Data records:
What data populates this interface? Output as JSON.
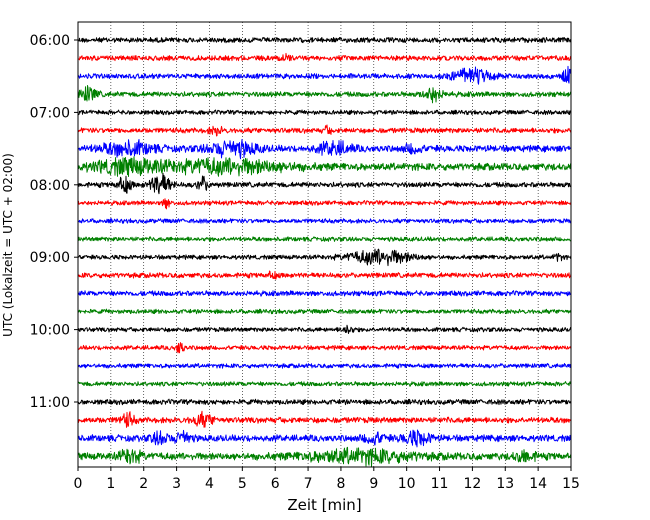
{
  "chart_data": {
    "type": "line",
    "chart_kind": "helicorder (seismogram drum plot)",
    "title": "",
    "xlabel": "Zeit  [min]",
    "ylabel": "UTC (Lokalzeit = UTC + 02:00)",
    "xlim": [
      0,
      15
    ],
    "x_ticks": [
      0,
      1,
      2,
      3,
      4,
      5,
      6,
      7,
      8,
      9,
      10,
      11,
      12,
      13,
      14,
      15
    ],
    "x_tick_labels": [
      "0",
      "1",
      "2",
      "3",
      "4",
      "5",
      "6",
      "7",
      "8",
      "9",
      "10",
      "11",
      "12",
      "13",
      "14",
      "15"
    ],
    "row_interval_min": 15,
    "y_tick_labels": [
      "06:00",
      "07:00",
      "08:00",
      "09:00",
      "10:00",
      "11:00"
    ],
    "grid": "vertical dotted lines at every minute",
    "trace_color_cycle": [
      "#000000",
      "#ff0000",
      "#0000ff",
      "#008000"
    ],
    "traces": [
      {
        "start": "06:00",
        "color": "#000000",
        "amplitude": 0.35,
        "bursts": []
      },
      {
        "start": "06:15",
        "color": "#ff0000",
        "amplitude": 0.35,
        "bursts": [
          {
            "t": 6.3,
            "dur": 0.3,
            "amp": 0.6
          }
        ]
      },
      {
        "start": "06:30",
        "color": "#0000ff",
        "amplitude": 0.35,
        "bursts": [
          {
            "t": 12.0,
            "dur": 1.2,
            "amp": 0.9
          },
          {
            "t": 14.9,
            "dur": 0.3,
            "amp": 1.0
          }
        ]
      },
      {
        "start": "06:45",
        "color": "#008000",
        "amplitude": 0.35,
        "bursts": [
          {
            "t": 0.3,
            "dur": 0.5,
            "amp": 1.0
          },
          {
            "t": 10.8,
            "dur": 0.5,
            "amp": 1.0
          }
        ]
      },
      {
        "start": "07:00",
        "color": "#000000",
        "amplitude": 0.3,
        "bursts": []
      },
      {
        "start": "07:15",
        "color": "#ff0000",
        "amplitude": 0.35,
        "bursts": [
          {
            "t": 4.2,
            "dur": 0.4,
            "amp": 0.5
          },
          {
            "t": 7.6,
            "dur": 0.2,
            "amp": 0.5
          }
        ]
      },
      {
        "start": "07:30",
        "color": "#0000ff",
        "amplitude": 0.45,
        "bursts": [
          {
            "t": 1.5,
            "dur": 1.5,
            "amp": 0.9
          },
          {
            "t": 4.7,
            "dur": 1.4,
            "amp": 1.0
          },
          {
            "t": 7.8,
            "dur": 1.0,
            "amp": 0.8
          },
          {
            "t": 10.2,
            "dur": 0.5,
            "amp": 0.6
          }
        ]
      },
      {
        "start": "07:45",
        "color": "#008000",
        "amplitude": 0.5,
        "bursts": [
          {
            "t": 1.5,
            "dur": 2.0,
            "amp": 0.9
          },
          {
            "t": 4.5,
            "dur": 3.5,
            "amp": 0.9
          }
        ]
      },
      {
        "start": "08:00",
        "color": "#000000",
        "amplitude": 0.35,
        "bursts": [
          {
            "t": 1.4,
            "dur": 0.4,
            "amp": 1.1
          },
          {
            "t": 2.5,
            "dur": 0.6,
            "amp": 1.4
          },
          {
            "t": 3.8,
            "dur": 0.3,
            "amp": 1.0
          }
        ]
      },
      {
        "start": "08:15",
        "color": "#ff0000",
        "amplitude": 0.3,
        "bursts": [
          {
            "t": 2.7,
            "dur": 0.2,
            "amp": 0.7
          }
        ]
      },
      {
        "start": "08:30",
        "color": "#0000ff",
        "amplitude": 0.3,
        "bursts": []
      },
      {
        "start": "08:45",
        "color": "#008000",
        "amplitude": 0.3,
        "bursts": []
      },
      {
        "start": "09:00",
        "color": "#000000",
        "amplitude": 0.3,
        "bursts": [
          {
            "t": 9.2,
            "dur": 1.8,
            "amp": 1.0
          },
          {
            "t": 14.6,
            "dur": 0.2,
            "amp": 0.6
          }
        ]
      },
      {
        "start": "09:15",
        "color": "#ff0000",
        "amplitude": 0.35,
        "bursts": [
          {
            "t": 5.9,
            "dur": 0.3,
            "amp": 0.4
          }
        ]
      },
      {
        "start": "09:30",
        "color": "#0000ff",
        "amplitude": 0.35,
        "bursts": []
      },
      {
        "start": "09:45",
        "color": "#008000",
        "amplitude": 0.3,
        "bursts": []
      },
      {
        "start": "10:00",
        "color": "#000000",
        "amplitude": 0.3,
        "bursts": [
          {
            "t": 8.2,
            "dur": 0.3,
            "amp": 0.6
          }
        ]
      },
      {
        "start": "10:15",
        "color": "#ff0000",
        "amplitude": 0.3,
        "bursts": [
          {
            "t": 3.1,
            "dur": 0.2,
            "amp": 1.0
          }
        ]
      },
      {
        "start": "10:30",
        "color": "#0000ff",
        "amplitude": 0.3,
        "bursts": []
      },
      {
        "start": "10:45",
        "color": "#008000",
        "amplitude": 0.3,
        "bursts": []
      },
      {
        "start": "11:00",
        "color": "#000000",
        "amplitude": 0.35,
        "bursts": []
      },
      {
        "start": "11:15",
        "color": "#ff0000",
        "amplitude": 0.4,
        "bursts": [
          {
            "t": 1.5,
            "dur": 0.4,
            "amp": 0.9
          },
          {
            "t": 3.8,
            "dur": 0.6,
            "amp": 0.8
          }
        ]
      },
      {
        "start": "11:30",
        "color": "#0000ff",
        "amplitude": 0.45,
        "bursts": [
          {
            "t": 2.5,
            "dur": 0.5,
            "amp": 0.8
          },
          {
            "t": 3.2,
            "dur": 0.4,
            "amp": 1.0
          },
          {
            "t": 9.0,
            "dur": 0.6,
            "amp": 0.7
          },
          {
            "t": 10.3,
            "dur": 0.8,
            "amp": 0.9
          }
        ]
      },
      {
        "start": "11:45",
        "color": "#008000",
        "amplitude": 0.5,
        "bursts": [
          {
            "t": 1.6,
            "dur": 0.6,
            "amp": 0.9
          },
          {
            "t": 8.6,
            "dur": 3.0,
            "amp": 0.8
          },
          {
            "t": 13.6,
            "dur": 0.6,
            "amp": 0.7
          }
        ]
      }
    ]
  }
}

→ WHAT YOU HAVE TO DO: Exactly reproduce the entries above, minus the pictures.

→ RESPONSE TO THIS TASK:
What data populates this interface? Output as JSON.
{
  "chart_data": {
    "type": "line",
    "chart_kind": "helicorder (seismogram drum plot)",
    "title": "",
    "xlabel": "Zeit  [min]",
    "ylabel": "UTC (Lokalzeit = UTC + 02:00)",
    "xlim": [
      0,
      15
    ],
    "x_ticks": [
      0,
      1,
      2,
      3,
      4,
      5,
      6,
      7,
      8,
      9,
      10,
      11,
      12,
      13,
      14,
      15
    ],
    "x_tick_labels": [
      "0",
      "1",
      "2",
      "3",
      "4",
      "5",
      "6",
      "7",
      "8",
      "9",
      "10",
      "11",
      "12",
      "13",
      "14",
      "15"
    ],
    "row_interval_min": 15,
    "y_tick_labels": [
      "06:00",
      "07:00",
      "08:00",
      "09:00",
      "10:00",
      "11:00"
    ],
    "grid": "vertical dotted lines at every minute",
    "trace_color_cycle": [
      "#000000",
      "#ff0000",
      "#0000ff",
      "#008000"
    ],
    "traces": [
      {
        "start": "06:00",
        "color": "#000000",
        "amplitude": 0.35,
        "bursts": []
      },
      {
        "start": "06:15",
        "color": "#ff0000",
        "amplitude": 0.35,
        "bursts": [
          {
            "t": 6.3,
            "dur": 0.3,
            "amp": 0.6
          }
        ]
      },
      {
        "start": "06:30",
        "color": "#0000ff",
        "amplitude": 0.35,
        "bursts": [
          {
            "t": 12.0,
            "dur": 1.2,
            "amp": 0.9
          },
          {
            "t": 14.9,
            "dur": 0.3,
            "amp": 1.0
          }
        ]
      },
      {
        "start": "06:45",
        "color": "#008000",
        "amplitude": 0.35,
        "bursts": [
          {
            "t": 0.3,
            "dur": 0.5,
            "amp": 1.0
          },
          {
            "t": 10.8,
            "dur": 0.5,
            "amp": 1.0
          }
        ]
      },
      {
        "start": "07:00",
        "color": "#000000",
        "amplitude": 0.3,
        "bursts": []
      },
      {
        "start": "07:15",
        "color": "#ff0000",
        "amplitude": 0.35,
        "bursts": [
          {
            "t": 4.2,
            "dur": 0.4,
            "amp": 0.5
          },
          {
            "t": 7.6,
            "dur": 0.2,
            "amp": 0.5
          }
        ]
      },
      {
        "start": "07:30",
        "color": "#0000ff",
        "amplitude": 0.45,
        "bursts": [
          {
            "t": 1.5,
            "dur": 1.5,
            "amp": 0.9
          },
          {
            "t": 4.7,
            "dur": 1.4,
            "amp": 1.0
          },
          {
            "t": 7.8,
            "dur": 1.0,
            "amp": 0.8
          },
          {
            "t": 10.2,
            "dur": 0.5,
            "amp": 0.6
          }
        ]
      },
      {
        "start": "07:45",
        "color": "#008000",
        "amplitude": 0.5,
        "bursts": [
          {
            "t": 1.5,
            "dur": 2.0,
            "amp": 0.9
          },
          {
            "t": 4.5,
            "dur": 3.5,
            "amp": 0.9
          }
        ]
      },
      {
        "start": "08:00",
        "color": "#000000",
        "amplitude": 0.35,
        "bursts": [
          {
            "t": 1.4,
            "dur": 0.4,
            "amp": 1.1
          },
          {
            "t": 2.5,
            "dur": 0.6,
            "amp": 1.4
          },
          {
            "t": 3.8,
            "dur": 0.3,
            "amp": 1.0
          }
        ]
      },
      {
        "start": "08:15",
        "color": "#ff0000",
        "amplitude": 0.3,
        "bursts": [
          {
            "t": 2.7,
            "dur": 0.2,
            "amp": 0.7
          }
        ]
      },
      {
        "start": "08:30",
        "color": "#0000ff",
        "amplitude": 0.3,
        "bursts": []
      },
      {
        "start": "08:45",
        "color": "#008000",
        "amplitude": 0.3,
        "bursts": []
      },
      {
        "start": "09:00",
        "color": "#000000",
        "amplitude": 0.3,
        "bursts": [
          {
            "t": 9.2,
            "dur": 1.8,
            "amp": 1.0
          },
          {
            "t": 14.6,
            "dur": 0.2,
            "amp": 0.6
          }
        ]
      },
      {
        "start": "09:15",
        "color": "#ff0000",
        "amplitude": 0.35,
        "bursts": [
          {
            "t": 5.9,
            "dur": 0.3,
            "amp": 0.4
          }
        ]
      },
      {
        "start": "09:30",
        "color": "#0000ff",
        "amplitude": 0.35,
        "bursts": []
      },
      {
        "start": "09:45",
        "color": "#008000",
        "amplitude": 0.3,
        "bursts": []
      },
      {
        "start": "10:00",
        "color": "#000000",
        "amplitude": 0.3,
        "bursts": [
          {
            "t": 8.2,
            "dur": 0.3,
            "amp": 0.6
          }
        ]
      },
      {
        "start": "10:15",
        "color": "#ff0000",
        "amplitude": 0.3,
        "bursts": [
          {
            "t": 3.1,
            "dur": 0.2,
            "amp": 1.0
          }
        ]
      },
      {
        "start": "10:30",
        "color": "#0000ff",
        "amplitude": 0.3,
        "bursts": []
      },
      {
        "start": "10:45",
        "color": "#008000",
        "amplitude": 0.3,
        "bursts": []
      },
      {
        "start": "11:00",
        "color": "#000000",
        "amplitude": 0.35,
        "bursts": []
      },
      {
        "start": "11:15",
        "color": "#ff0000",
        "amplitude": 0.4,
        "bursts": [
          {
            "t": 1.5,
            "dur": 0.4,
            "amp": 0.9
          },
          {
            "t": 3.8,
            "dur": 0.6,
            "amp": 0.8
          }
        ]
      },
      {
        "start": "11:30",
        "color": "#0000ff",
        "amplitude": 0.45,
        "bursts": [
          {
            "t": 2.5,
            "dur": 0.5,
            "amp": 0.8
          },
          {
            "t": 3.2,
            "dur": 0.4,
            "amp": 1.0
          },
          {
            "t": 9.0,
            "dur": 0.6,
            "amp": 0.7
          },
          {
            "t": 10.3,
            "dur": 0.8,
            "amp": 0.9
          }
        ]
      },
      {
        "start": "11:45",
        "color": "#008000",
        "amplitude": 0.5,
        "bursts": [
          {
            "t": 1.6,
            "dur": 0.6,
            "amp": 0.9
          },
          {
            "t": 8.6,
            "dur": 3.0,
            "amp": 0.8
          },
          {
            "t": 13.6,
            "dur": 0.6,
            "amp": 0.7
          }
        ]
      }
    ]
  }
}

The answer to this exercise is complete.